### SUPPLIED RECORDS
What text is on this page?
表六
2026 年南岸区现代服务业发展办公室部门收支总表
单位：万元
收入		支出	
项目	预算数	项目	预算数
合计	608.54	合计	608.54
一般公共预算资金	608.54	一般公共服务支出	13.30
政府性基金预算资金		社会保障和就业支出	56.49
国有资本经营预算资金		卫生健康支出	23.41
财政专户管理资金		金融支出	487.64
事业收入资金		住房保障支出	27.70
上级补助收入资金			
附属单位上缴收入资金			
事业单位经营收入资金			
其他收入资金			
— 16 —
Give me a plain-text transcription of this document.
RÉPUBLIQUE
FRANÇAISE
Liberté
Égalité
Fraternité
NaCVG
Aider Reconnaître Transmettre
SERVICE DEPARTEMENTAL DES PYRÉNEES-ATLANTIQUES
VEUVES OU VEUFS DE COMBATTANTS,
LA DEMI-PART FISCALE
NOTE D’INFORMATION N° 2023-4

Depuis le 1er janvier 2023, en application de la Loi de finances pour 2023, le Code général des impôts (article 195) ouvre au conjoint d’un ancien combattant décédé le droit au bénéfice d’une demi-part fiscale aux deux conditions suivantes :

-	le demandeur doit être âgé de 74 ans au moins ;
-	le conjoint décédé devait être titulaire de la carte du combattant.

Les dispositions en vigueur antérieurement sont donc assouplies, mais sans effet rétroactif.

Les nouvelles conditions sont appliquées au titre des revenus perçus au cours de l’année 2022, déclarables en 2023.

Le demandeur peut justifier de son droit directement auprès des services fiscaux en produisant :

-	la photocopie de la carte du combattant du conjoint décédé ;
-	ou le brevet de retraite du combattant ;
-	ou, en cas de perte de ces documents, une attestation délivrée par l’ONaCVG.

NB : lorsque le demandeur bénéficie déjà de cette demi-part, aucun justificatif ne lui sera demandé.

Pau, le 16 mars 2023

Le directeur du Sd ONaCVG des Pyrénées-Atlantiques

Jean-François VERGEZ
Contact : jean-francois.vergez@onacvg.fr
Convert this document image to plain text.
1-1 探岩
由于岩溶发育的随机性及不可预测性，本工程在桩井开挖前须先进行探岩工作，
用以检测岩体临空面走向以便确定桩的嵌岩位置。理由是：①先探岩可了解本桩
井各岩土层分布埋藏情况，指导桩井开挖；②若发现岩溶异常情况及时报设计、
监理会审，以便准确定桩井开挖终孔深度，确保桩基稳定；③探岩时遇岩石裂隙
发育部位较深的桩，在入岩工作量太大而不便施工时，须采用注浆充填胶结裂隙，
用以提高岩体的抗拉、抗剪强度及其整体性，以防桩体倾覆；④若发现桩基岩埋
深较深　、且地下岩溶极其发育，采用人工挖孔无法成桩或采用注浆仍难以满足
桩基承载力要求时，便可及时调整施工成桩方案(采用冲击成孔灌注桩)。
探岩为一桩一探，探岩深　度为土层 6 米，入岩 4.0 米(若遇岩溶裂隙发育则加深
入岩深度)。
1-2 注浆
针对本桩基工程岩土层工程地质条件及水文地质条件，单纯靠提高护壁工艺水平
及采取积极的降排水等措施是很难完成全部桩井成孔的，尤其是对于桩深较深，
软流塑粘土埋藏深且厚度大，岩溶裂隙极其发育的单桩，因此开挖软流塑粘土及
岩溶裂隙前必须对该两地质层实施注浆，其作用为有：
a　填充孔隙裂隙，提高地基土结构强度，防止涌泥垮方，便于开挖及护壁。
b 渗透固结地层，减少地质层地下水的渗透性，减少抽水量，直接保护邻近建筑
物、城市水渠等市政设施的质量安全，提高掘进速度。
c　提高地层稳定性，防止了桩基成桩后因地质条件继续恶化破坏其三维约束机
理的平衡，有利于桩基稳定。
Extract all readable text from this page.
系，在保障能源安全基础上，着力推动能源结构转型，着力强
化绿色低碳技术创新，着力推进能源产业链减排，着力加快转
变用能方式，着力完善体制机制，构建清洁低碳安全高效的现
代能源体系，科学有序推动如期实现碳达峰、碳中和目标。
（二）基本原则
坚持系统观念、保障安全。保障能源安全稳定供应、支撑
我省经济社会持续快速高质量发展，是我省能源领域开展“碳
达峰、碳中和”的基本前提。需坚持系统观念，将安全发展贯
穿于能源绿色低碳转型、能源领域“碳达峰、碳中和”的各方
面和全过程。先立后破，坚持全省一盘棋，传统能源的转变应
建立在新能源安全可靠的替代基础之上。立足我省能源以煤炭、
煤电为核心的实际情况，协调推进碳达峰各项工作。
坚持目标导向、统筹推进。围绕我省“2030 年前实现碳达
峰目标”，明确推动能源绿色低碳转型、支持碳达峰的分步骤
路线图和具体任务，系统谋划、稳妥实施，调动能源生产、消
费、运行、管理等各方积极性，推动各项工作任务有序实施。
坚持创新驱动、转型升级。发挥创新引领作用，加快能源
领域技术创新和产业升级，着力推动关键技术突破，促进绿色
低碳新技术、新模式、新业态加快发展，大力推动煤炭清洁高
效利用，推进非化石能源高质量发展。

### YOUR OBJECTIVE
Find how many lines hold the string "être", and state that number alone.

### SOLVED EXERCISE
2